--- begin Data to process ---

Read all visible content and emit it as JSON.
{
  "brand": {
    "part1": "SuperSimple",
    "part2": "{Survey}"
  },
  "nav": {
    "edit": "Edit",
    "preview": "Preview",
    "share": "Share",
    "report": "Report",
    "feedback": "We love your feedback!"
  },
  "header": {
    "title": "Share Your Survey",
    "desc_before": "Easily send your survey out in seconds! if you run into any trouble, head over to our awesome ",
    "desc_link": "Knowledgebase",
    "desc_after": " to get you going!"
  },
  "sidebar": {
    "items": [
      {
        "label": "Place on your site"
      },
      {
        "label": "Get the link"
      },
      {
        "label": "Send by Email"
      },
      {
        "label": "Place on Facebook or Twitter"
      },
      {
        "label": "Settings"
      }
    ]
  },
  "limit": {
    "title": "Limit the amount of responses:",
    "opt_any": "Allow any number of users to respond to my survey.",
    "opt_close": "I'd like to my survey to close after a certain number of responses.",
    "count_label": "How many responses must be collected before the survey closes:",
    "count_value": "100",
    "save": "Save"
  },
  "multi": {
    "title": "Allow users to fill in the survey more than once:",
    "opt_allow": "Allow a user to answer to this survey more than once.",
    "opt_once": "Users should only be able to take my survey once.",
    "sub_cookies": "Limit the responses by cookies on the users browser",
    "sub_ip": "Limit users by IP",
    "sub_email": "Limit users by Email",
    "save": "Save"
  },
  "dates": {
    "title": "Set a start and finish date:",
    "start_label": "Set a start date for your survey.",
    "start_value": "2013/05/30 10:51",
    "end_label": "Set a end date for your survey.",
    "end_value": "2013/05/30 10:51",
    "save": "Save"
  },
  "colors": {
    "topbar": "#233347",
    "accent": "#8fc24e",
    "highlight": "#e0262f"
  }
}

--- end Data to process ---
--- begin Data to process ---

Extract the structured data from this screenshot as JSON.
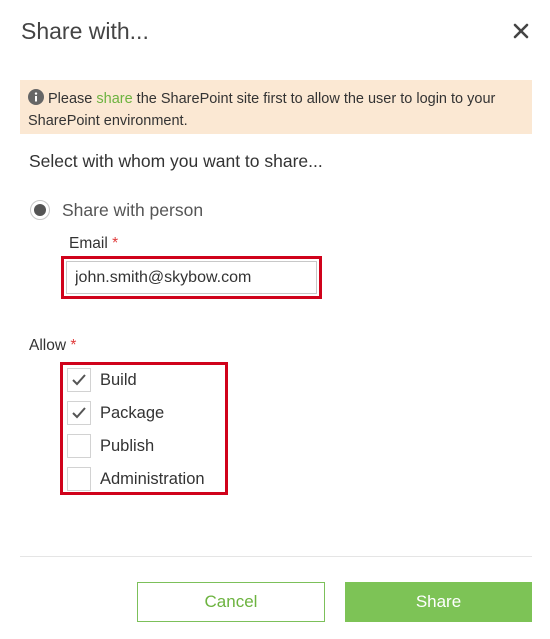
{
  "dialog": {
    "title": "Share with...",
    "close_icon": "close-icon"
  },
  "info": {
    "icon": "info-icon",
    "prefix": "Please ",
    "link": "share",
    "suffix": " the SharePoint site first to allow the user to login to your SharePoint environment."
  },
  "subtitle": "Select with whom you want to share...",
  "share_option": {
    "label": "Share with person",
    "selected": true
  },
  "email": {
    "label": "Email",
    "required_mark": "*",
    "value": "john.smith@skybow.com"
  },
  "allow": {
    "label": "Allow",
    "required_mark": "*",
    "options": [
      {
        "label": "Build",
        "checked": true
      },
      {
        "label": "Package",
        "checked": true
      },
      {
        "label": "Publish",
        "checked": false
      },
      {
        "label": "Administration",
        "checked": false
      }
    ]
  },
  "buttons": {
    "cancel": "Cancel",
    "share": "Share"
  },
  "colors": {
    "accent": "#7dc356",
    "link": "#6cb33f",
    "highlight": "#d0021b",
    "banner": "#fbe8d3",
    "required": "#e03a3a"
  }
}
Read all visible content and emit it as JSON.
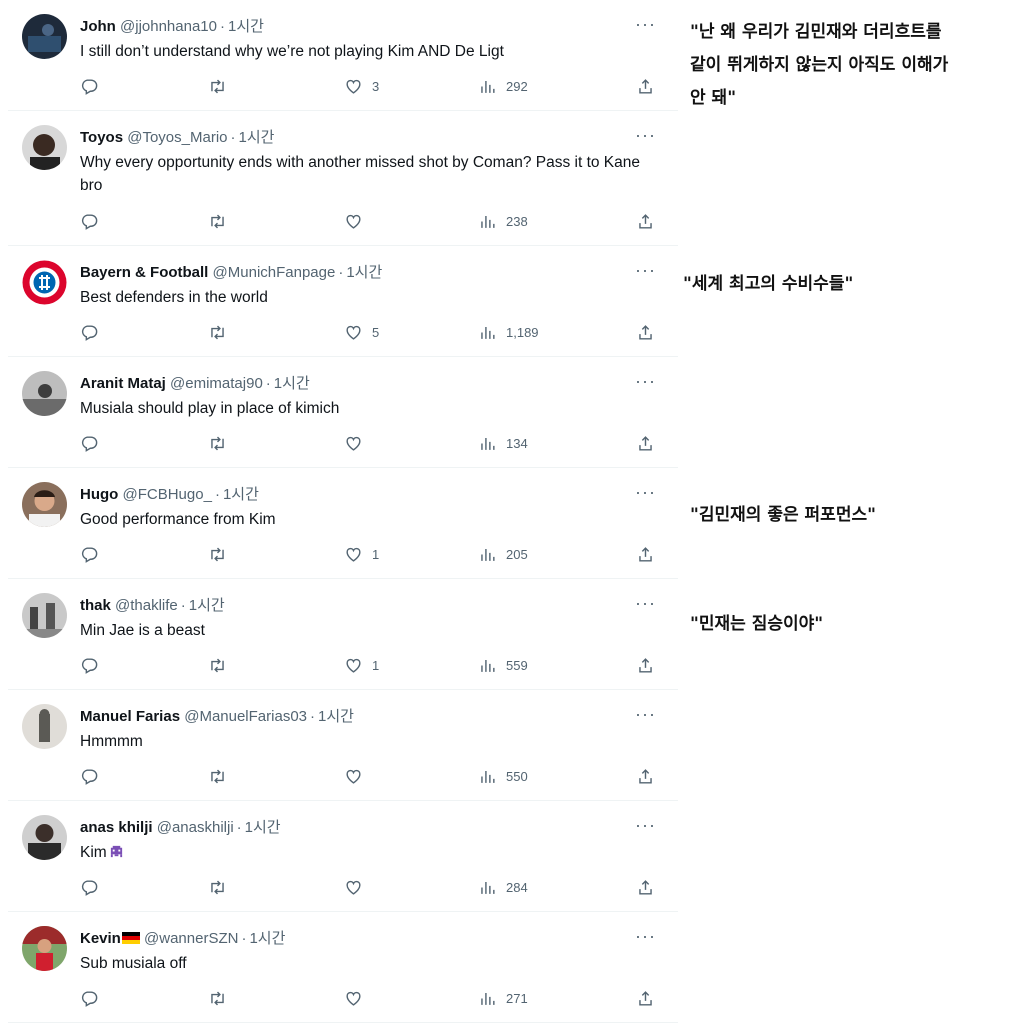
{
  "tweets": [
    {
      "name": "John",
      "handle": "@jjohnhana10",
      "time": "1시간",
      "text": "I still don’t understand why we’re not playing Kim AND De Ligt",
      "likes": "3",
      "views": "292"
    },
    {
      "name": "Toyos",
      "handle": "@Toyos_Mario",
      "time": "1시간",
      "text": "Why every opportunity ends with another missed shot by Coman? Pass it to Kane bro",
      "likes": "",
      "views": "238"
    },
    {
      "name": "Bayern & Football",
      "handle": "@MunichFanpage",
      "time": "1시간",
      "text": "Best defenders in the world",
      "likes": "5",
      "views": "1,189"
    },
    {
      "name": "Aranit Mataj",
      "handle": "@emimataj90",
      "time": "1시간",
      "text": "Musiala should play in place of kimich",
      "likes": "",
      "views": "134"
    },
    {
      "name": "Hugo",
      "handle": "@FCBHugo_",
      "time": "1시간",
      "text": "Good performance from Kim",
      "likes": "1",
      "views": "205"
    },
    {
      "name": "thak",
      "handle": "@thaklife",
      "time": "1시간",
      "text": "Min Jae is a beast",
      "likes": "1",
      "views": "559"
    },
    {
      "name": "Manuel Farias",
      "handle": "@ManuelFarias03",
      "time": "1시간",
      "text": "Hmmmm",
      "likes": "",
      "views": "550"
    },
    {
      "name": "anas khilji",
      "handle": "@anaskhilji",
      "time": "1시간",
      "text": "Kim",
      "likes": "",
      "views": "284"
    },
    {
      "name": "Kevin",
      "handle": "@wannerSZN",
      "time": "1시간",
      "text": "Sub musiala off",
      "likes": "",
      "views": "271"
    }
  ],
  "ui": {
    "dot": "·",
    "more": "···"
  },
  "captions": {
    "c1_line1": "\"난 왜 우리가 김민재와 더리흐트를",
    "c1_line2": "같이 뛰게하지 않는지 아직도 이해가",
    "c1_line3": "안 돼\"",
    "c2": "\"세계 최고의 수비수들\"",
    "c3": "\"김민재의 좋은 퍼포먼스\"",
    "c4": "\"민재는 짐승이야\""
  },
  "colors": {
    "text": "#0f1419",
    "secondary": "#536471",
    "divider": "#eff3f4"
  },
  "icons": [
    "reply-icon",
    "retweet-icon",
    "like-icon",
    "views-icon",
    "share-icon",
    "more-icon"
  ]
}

--- end Data to process ---

Exercise goal
Return all the lines that contain the string "from".

Solution
Extract the structured data from this screenshot as JSON.
      "text": "Good performance from Kim",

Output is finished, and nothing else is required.